__SHORT TASK__: Find and copy every line in the records that includes the string "text".

Data listing:
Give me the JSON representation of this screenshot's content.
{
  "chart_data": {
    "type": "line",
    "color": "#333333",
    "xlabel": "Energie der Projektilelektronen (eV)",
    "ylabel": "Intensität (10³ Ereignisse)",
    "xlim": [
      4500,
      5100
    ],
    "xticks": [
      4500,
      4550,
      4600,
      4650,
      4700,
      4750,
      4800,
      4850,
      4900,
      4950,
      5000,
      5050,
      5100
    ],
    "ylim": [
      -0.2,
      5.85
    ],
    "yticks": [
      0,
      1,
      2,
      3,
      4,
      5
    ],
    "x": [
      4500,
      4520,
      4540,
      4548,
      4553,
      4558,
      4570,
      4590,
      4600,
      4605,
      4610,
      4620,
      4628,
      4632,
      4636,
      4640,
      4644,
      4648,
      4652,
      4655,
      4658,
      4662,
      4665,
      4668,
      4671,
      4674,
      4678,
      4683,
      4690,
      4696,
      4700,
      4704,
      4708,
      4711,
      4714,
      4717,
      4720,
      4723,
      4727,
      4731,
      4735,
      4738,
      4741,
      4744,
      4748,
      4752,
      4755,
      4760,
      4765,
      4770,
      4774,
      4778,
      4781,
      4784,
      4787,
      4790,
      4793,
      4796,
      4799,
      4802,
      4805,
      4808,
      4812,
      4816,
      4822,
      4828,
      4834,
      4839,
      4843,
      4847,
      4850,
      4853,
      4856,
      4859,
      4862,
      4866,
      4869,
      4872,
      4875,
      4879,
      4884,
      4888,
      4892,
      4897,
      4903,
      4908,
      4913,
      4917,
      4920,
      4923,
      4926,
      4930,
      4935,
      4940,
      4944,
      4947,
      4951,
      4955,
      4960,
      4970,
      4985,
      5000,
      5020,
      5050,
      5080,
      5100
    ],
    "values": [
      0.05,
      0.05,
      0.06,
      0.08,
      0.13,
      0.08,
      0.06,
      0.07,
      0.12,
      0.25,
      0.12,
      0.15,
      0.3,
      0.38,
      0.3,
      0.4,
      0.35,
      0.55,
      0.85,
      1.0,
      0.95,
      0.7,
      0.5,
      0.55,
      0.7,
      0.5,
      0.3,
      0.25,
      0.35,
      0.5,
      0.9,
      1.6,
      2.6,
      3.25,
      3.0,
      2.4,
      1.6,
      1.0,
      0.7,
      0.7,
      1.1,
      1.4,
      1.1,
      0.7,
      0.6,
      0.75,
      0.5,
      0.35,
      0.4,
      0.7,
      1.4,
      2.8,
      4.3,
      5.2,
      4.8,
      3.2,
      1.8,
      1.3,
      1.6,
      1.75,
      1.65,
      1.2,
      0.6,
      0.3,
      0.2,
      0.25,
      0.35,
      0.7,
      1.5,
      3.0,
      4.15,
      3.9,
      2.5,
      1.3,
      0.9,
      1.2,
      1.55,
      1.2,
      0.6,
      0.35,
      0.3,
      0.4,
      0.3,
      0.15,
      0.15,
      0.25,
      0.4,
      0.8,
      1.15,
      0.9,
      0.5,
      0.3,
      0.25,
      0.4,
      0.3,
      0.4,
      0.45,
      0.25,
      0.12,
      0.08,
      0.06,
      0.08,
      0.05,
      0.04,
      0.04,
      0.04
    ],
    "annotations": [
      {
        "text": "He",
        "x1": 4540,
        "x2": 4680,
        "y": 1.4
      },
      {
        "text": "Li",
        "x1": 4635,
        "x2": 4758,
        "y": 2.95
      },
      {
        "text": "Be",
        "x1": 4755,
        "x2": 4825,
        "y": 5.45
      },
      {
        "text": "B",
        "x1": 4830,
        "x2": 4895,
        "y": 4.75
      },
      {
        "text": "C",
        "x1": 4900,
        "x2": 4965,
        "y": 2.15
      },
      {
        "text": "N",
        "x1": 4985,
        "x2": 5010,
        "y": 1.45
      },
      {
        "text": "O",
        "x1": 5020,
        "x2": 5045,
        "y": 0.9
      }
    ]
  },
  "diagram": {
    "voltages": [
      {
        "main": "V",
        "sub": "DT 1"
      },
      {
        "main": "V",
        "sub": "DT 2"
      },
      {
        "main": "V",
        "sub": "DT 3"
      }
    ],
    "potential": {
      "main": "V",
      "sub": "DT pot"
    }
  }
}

__OUTPUT FOR THIS TASK__:
        "text": "He",
        "text": "Li",
        "text": "Be",
        "text": "B",
        "text": "C",
        "text": "N",
        "text": "O",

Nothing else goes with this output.